Ungarn-Rundreise im Sommer 1989 kurz vor der Wende – Tag 3: 400 Stufen näher zum Himmel
Dienstag, 6. Juni 1989 Etappe Sopron – Visegrad.
In unserem Reisebegleitheft lasen wir: „Obwohl die Strecke nicht allzulang ist (200 km), sollten Sie sich rechtzeitig auf den Weg machen, da es heute viele Besichtigungsmöglichkeiten gibt.“ Um 8.00 Uhr gingen wir zum Frühstück. Viele waren schon vor uns da gewesen: der Kaffee war kalt, von den Rühreiern war nur noch ein Rest übrig und für den kam ich dann auch noch zu spät. Was soll’s, es gab noch genug anderes Essbares, aber Eier mit Speck, das ist nun mal mein Liebling-Urlaubs-Frühstück.
Es wurde 9.00 Uhr bis wir endlich losfuhren. Erster Stopp beim kleinen Bauernhausmuseum in Fertöszeplak. Am Eingang wurden uns Handarbeiten angeboten. Eine Frau sagte zu mir: „Wir verdienen nicht viel, darum machen wir das und verkaufen es hier.“ Nach dem Rundgang durch die gut restaurierten Arkadenhäuser erstand ich ein kleines gesticktes Deckchen als Mitbringsel für eine Tante. 500 Ft. kostete es. So wenig Geld, für so viel Arbeit.

INHALT DES DATENSATZES:
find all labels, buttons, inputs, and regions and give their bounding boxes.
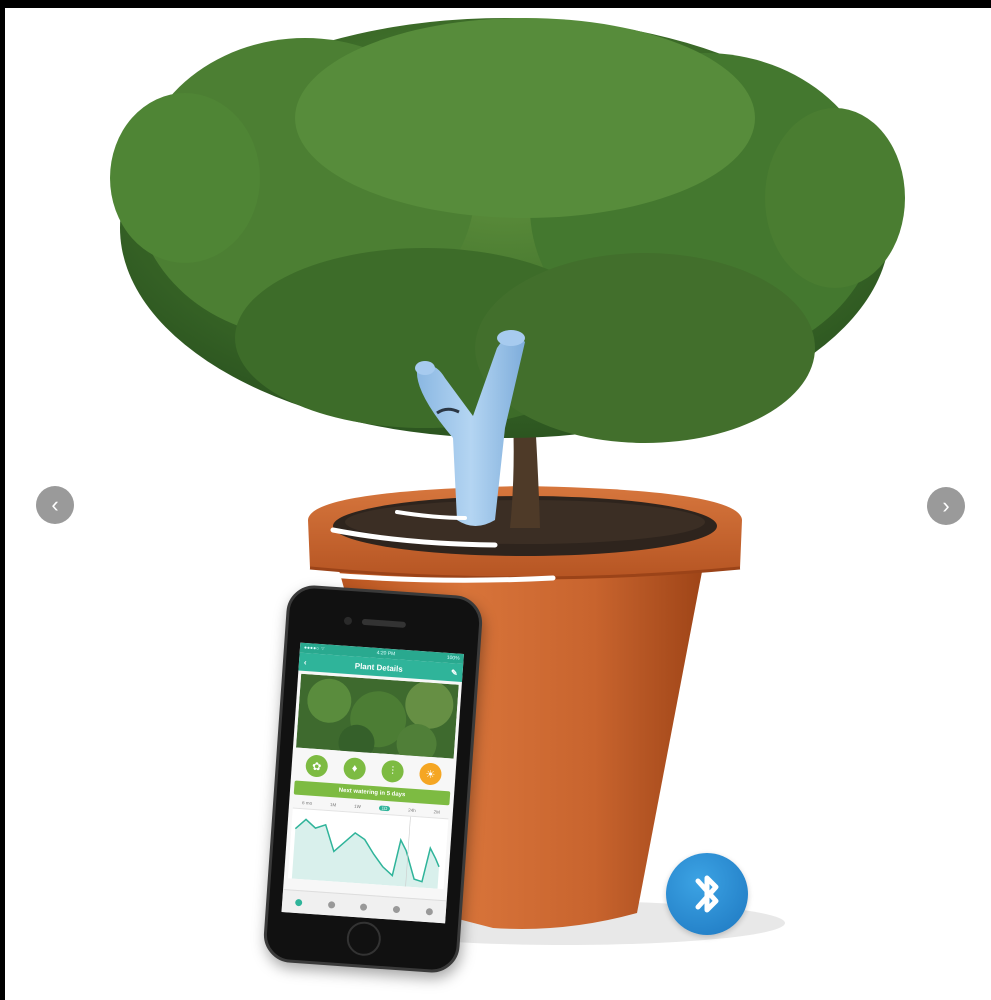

KURZE AUFGABE A: Übersetze bitte den Satz „So wenig Geld, für so viel Arbeit.“ aus dem Ungarn-Reisebericht ins Englische.
KURZE AUFGABE B: Setze den Ungarn-Reisebericht nach seinem letzten Satz fort.

ERGEBNIS A: So little money for so much work.

ERGEBNIS B:
Wenige Kilometer weiter dann Schloss Esterházy, eines der schönsten Schlösser des Landes. Es gehört zum Weltkulturerbe und wird auch als Versailles Ungarns bezeichnet. Wir machten keine Führung mit, da sehr viele Schulklassen unterwegs waren. Außerdem wäre auch nur der untere Teil zu besichtigen gewesen, da in den oberen Räumen ein Film gedreht wurde. Einige Schauspieler saßen in der Eingangshalle und warteten auf ihren Einsatz. Wir fuhren zu einem Seiteneingang, wo wir glaubten, in den Park gehen zu können, aber auch hier war wegen der Dreharbeiten abgesperrt. Wir waren kurz Zaungäste und sahen eine Kutsche vorbei fahren, in der gerade ein Paar in historischen Kostümen gefilmt wurde. War schon interessant! Unsere neuen Freunde fanden heraus, dass ein Mehrteiler über Bismarck gedreht wurde. Im Frühjahr 1990 wurde der Film mit Uwe Ochsenknecht, der leider gerade nicht am Drehort war, im ZDF gezeigt. Natürlich haben wir da vor dem Fernseher gesessen und uns erinnert.
Györ, deutsch Raab, war die nächste Station. Anders als in Sopron wurden hier etliche Häuser restauriert und das lohnt sich auch in dieser sehenswerten Altstadt. Lange hielten wir uns hier nicht auf. Gerade so lange wie man für 2 Bällchen Eis-Schlecken braucht, die ganze 30 Pfennig kosteten!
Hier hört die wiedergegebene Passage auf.